··· MATERIAL PROVIDED ···

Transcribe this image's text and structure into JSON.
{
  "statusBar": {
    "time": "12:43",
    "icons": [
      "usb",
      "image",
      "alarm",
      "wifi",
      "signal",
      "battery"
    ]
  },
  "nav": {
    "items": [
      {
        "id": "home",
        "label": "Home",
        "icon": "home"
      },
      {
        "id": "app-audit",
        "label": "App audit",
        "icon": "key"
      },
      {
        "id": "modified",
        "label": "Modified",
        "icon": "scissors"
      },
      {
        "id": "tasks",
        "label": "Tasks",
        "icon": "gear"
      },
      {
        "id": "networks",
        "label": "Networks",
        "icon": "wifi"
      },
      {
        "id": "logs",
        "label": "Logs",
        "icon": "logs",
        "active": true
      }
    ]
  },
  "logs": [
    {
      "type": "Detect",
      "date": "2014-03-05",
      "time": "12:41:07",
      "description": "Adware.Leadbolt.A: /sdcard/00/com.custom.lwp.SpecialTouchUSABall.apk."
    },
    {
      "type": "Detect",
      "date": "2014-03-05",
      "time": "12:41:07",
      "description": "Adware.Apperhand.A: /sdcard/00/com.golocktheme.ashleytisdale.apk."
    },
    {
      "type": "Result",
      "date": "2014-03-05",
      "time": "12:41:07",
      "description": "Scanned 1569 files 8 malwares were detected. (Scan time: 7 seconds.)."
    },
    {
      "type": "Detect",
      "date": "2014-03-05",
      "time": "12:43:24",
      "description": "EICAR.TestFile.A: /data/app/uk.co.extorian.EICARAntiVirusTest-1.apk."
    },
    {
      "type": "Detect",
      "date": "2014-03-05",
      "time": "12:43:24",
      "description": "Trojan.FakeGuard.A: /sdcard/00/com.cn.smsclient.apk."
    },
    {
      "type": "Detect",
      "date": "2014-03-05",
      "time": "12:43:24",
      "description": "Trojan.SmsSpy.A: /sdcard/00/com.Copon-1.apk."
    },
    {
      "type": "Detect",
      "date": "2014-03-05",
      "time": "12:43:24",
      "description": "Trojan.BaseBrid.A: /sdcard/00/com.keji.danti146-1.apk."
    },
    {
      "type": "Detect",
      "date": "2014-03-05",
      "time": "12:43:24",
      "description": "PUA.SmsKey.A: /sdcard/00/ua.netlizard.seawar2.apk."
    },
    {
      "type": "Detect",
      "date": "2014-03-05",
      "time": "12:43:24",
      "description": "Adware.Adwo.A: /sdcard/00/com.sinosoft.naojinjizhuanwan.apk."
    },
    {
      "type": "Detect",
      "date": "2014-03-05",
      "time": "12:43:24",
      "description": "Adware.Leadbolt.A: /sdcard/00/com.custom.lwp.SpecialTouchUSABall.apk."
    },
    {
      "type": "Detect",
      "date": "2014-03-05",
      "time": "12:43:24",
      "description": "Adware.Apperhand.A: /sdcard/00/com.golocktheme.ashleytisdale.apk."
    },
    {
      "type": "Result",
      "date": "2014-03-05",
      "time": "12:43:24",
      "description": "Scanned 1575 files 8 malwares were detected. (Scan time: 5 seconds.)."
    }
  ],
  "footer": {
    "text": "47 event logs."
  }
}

···

PROBLEM DETAILS - For every line above with the word "detected" in it, make a copy.

SOLUTION FOR THIS PROBLEM -
      "description": "Scanned 1569 files 8 malwares were detected. (Scan time: 7 seconds.)."
      "description": "Scanned 1575 files 8 malwares were detected. (Scan time: 5 seconds.)."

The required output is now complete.